**Source extract**

▼

Strike that last part, it’s not entirely true. Nammath was seen again, but (and this is the important part) those who saw him never knew his name, or, in Kandol’s case, was wise enough not to speak it out loud. So long as Nammath’s name remained unspoken, magik hid him from the Dark Lord. As for how that worked, don’t noodle on it too long. Accept it as Prophecy-assisted magik.
By now you’re wondering if you clicked on a bad link. This was supposed to be Kandol’s story, you’re thinking, not Nammath’s. Don’t hit that back button. You’re exactly where you wanted to be, I’m just setting the stage.
Before Nammath left, he said good-bye to Kandol after swearing him to secrecy. Kandol promised to keep his secret (that Nammath was alive and well and in the service of the Beast Lord), never realizing how much trouble it would cause. If you’re keeping track, that’s the second promise binding Kandol, this one and his parent’s vow to the gods. Promises were always Kandol’s bane. They led to lies and guilt for which there was no cure.

▲

**Entries supplied**
▼

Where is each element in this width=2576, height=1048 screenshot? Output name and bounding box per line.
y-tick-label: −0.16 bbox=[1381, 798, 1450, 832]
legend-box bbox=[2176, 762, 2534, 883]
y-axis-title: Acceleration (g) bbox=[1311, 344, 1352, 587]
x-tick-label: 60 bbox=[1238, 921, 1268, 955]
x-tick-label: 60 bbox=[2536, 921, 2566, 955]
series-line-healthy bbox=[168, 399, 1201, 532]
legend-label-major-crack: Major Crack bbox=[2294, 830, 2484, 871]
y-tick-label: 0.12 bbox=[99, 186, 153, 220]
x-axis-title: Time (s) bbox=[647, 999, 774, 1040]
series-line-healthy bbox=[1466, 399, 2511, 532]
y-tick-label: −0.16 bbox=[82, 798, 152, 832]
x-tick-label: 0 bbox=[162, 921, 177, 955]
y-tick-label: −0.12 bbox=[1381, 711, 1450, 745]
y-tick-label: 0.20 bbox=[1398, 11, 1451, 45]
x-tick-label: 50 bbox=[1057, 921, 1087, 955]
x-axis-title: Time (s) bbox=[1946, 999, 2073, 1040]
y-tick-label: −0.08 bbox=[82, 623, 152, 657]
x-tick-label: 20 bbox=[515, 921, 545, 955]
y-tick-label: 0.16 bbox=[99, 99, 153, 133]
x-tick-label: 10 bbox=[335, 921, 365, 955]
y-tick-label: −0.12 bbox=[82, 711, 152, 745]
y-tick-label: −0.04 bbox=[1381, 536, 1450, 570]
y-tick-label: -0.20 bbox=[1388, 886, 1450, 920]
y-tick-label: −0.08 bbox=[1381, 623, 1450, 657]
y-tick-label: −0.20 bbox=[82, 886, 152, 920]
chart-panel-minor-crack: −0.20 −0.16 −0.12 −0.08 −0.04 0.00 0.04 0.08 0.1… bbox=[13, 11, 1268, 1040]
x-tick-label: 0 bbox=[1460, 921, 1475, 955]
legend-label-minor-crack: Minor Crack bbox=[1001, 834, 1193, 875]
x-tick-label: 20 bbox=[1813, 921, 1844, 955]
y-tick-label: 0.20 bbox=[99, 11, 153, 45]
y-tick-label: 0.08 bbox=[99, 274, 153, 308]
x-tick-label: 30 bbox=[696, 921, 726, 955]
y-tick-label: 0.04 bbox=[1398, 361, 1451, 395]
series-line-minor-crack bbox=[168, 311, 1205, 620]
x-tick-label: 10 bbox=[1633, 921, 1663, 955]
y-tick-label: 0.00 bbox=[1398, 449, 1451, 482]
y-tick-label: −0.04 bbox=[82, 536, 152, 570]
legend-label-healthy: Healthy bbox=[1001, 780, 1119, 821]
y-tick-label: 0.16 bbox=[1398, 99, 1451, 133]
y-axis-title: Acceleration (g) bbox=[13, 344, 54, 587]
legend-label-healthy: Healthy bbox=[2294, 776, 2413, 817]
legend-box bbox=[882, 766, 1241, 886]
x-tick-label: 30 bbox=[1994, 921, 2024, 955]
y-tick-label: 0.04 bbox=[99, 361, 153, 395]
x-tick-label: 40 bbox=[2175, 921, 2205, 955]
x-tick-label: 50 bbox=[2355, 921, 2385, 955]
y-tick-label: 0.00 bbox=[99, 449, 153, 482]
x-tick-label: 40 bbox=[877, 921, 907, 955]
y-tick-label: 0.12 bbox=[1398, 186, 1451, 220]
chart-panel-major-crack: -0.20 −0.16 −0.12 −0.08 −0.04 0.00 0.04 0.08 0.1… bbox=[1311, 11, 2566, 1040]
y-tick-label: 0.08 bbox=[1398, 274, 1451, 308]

▲

**Set problem 1**
Answer these questions about the excerpt on Kandol and Nammath:
(a) So long as Nammath's name remained unspoken, what hid him from the Dark Lord?
(b) In whose service was Nammath when he left?
(c) What did promises lead to for Kandol?
**Set problem 2**
Extend the excerpt on Kandol and Nammath with the passage that would follow its final sentence.

**Task answer 1**
(a) Magik.
(b) The Beast Lord.
(c) Lies and guilt for which there was no cure.

**Task answer 2**
When Nammydan departed the Grove to save Elryssa, he left the Harnae’s debt to the Seeress unpaid. So, when Kandol was ready he went to the Grove to complete the unfinished deal. The training took decades (nearly thirteen!) and transformed Kandol into a high adept. That’s a fancy sounding title reserved for the handful of sorcerers privy to the Harnae’s bag of tricks, a very select company including Kandol, his father and his grandfather.
After finishing his training, Kandol could perform feats of magik others could only dream of – that’s how good the Harnae were. Even Tarik, as good as he was, couldn’t match his parents when it came to the Spires. As for who would win in a Kandol vs. Tarik match-up, flip a coin.
I think the outcome would depend on when the match took place. In terms of pure sorcery, Tarik was the stronger of the two, so in any contest after the Reckoning I’d put my money on him. But, if Spirit’s beat was still thumping, then I’d go with Kandol. His Earthmagery was the most powerful in any zip code. That, coupled with his Grove-learned sorcery (which Tarik had in spades too), would give him a slight edge.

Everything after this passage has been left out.